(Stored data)
## START
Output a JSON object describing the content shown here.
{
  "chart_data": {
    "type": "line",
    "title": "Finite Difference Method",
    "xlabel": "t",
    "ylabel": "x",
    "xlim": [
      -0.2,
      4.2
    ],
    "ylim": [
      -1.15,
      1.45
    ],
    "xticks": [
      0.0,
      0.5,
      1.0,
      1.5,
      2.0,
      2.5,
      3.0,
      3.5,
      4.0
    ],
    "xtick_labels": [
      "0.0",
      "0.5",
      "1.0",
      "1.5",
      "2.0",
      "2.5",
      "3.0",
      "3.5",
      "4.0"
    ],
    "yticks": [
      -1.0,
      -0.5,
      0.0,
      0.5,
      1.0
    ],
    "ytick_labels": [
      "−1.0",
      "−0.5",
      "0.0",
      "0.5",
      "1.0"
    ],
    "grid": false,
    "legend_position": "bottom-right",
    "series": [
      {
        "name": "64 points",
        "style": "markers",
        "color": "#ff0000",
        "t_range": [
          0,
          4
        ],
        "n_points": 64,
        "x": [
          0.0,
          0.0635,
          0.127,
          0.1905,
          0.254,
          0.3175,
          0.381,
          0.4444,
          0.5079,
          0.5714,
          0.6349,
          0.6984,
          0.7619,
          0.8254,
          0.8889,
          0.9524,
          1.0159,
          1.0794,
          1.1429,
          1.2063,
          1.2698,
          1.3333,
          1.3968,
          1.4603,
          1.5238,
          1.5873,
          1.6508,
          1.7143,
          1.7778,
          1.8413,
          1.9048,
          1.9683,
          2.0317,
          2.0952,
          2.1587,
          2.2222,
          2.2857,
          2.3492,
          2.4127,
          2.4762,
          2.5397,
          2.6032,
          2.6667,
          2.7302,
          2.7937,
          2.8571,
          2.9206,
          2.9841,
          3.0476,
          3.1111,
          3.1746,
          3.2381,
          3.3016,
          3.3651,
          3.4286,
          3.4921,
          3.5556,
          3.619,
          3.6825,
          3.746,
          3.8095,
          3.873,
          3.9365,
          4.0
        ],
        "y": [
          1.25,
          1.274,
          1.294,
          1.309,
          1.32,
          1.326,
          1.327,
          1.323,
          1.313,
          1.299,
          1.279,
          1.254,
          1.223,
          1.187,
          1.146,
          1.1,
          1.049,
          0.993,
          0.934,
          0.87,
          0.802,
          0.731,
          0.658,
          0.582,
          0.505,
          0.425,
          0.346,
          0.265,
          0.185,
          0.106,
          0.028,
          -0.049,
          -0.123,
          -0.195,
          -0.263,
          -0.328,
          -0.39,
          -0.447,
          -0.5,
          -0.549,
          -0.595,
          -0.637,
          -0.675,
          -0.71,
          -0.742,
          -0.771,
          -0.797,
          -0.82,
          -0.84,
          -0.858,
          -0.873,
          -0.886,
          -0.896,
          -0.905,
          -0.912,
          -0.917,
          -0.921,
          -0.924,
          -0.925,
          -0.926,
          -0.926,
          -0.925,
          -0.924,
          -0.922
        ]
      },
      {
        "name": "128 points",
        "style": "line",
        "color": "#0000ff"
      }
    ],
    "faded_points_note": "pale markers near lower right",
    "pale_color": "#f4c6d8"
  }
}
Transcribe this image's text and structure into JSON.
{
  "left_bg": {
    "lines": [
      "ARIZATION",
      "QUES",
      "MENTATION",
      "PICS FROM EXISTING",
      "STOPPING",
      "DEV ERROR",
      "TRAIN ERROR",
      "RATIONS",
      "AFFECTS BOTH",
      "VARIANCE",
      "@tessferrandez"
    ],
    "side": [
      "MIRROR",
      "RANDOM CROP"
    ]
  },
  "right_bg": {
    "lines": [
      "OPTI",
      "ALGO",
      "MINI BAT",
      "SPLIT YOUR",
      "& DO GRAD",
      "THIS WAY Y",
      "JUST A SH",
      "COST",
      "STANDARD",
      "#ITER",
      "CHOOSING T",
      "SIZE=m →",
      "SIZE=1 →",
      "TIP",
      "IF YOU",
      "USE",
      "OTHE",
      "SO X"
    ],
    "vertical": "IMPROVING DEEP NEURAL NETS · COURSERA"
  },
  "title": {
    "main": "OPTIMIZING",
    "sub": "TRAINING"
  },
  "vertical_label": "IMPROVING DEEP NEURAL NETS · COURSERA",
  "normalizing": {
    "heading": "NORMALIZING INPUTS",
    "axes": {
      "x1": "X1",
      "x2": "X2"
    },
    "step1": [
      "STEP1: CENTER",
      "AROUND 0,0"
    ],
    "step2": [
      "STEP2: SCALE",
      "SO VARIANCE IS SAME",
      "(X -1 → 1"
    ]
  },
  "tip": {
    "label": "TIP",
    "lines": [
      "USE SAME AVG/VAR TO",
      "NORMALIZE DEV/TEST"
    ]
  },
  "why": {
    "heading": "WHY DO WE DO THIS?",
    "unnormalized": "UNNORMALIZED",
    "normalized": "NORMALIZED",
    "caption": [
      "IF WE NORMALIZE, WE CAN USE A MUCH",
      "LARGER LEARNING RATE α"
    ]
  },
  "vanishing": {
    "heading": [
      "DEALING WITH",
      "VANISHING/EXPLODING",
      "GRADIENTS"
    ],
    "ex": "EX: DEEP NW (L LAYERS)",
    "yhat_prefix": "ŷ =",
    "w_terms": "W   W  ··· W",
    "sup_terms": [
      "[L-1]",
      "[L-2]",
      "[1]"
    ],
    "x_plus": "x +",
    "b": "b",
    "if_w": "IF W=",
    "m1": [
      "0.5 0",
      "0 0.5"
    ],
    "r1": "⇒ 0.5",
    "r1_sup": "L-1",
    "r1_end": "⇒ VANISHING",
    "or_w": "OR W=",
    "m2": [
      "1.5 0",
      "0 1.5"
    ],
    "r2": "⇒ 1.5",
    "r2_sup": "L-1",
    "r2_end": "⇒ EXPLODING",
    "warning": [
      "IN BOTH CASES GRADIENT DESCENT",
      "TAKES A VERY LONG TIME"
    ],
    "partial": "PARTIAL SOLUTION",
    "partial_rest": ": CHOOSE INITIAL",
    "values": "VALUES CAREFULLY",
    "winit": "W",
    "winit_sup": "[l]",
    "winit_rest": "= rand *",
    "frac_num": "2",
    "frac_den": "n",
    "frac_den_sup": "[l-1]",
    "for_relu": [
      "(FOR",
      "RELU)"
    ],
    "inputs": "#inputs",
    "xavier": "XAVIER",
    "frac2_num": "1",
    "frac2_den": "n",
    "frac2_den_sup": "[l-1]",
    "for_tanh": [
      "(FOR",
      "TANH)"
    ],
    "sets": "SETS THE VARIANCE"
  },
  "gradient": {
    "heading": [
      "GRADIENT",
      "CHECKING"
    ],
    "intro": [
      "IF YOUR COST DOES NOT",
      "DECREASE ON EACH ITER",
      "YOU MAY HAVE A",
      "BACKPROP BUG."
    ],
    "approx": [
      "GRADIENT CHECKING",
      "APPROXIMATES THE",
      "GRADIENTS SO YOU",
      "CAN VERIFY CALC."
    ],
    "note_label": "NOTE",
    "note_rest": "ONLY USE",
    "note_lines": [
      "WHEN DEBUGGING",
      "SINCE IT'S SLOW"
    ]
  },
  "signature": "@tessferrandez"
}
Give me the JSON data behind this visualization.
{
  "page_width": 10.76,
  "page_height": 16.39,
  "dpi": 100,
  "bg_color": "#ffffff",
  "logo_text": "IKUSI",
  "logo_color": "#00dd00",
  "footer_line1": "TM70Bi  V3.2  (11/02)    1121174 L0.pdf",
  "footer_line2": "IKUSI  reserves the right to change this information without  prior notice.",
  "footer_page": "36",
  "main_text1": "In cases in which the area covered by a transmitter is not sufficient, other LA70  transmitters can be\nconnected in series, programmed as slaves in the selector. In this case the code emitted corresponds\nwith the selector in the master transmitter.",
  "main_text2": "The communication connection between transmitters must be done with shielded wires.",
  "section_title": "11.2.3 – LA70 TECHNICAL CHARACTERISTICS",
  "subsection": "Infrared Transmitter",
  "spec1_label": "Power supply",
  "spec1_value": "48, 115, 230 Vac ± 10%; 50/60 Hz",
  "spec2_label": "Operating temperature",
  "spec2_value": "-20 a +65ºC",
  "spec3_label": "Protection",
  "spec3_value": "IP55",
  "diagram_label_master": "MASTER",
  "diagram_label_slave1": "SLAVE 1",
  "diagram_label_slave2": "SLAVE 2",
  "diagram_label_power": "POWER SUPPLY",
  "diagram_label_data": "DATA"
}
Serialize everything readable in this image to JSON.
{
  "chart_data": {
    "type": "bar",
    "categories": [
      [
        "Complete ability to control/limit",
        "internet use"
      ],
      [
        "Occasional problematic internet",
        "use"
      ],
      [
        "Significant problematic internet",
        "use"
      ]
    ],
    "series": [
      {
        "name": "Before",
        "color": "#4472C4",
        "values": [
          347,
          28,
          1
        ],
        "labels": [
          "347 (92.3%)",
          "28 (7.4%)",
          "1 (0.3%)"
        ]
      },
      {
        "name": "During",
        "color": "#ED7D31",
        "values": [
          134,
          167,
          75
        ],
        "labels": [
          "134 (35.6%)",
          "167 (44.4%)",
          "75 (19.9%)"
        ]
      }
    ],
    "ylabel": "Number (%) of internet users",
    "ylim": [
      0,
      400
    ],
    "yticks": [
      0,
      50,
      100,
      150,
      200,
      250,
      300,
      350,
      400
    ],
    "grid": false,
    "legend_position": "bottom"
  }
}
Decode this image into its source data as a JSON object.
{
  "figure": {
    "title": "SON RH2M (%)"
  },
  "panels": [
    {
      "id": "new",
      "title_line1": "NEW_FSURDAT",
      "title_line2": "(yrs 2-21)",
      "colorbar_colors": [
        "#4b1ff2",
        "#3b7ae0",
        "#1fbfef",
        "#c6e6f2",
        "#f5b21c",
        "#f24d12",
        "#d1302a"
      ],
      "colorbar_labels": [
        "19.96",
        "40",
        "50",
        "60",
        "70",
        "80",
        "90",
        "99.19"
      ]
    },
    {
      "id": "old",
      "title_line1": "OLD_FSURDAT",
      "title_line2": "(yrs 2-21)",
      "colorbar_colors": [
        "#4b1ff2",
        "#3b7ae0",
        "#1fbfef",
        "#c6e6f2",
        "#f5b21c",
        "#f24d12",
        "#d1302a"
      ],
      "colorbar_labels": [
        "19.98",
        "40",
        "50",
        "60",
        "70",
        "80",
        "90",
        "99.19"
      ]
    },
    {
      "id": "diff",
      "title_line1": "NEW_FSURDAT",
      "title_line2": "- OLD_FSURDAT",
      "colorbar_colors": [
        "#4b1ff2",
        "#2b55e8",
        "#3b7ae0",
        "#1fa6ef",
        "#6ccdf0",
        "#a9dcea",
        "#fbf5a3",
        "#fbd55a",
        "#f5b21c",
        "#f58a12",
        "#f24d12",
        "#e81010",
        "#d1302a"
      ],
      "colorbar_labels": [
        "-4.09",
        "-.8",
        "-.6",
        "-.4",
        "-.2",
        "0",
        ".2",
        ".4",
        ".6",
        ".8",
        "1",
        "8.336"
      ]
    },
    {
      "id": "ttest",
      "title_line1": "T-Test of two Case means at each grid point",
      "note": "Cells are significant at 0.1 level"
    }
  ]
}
## END
Instructions to follow:
Pull out each line of the listing that holds the string "into".

Solution:
Transcribe this image's text and structure into JSON.
Decode this image into its source data as a JSON object.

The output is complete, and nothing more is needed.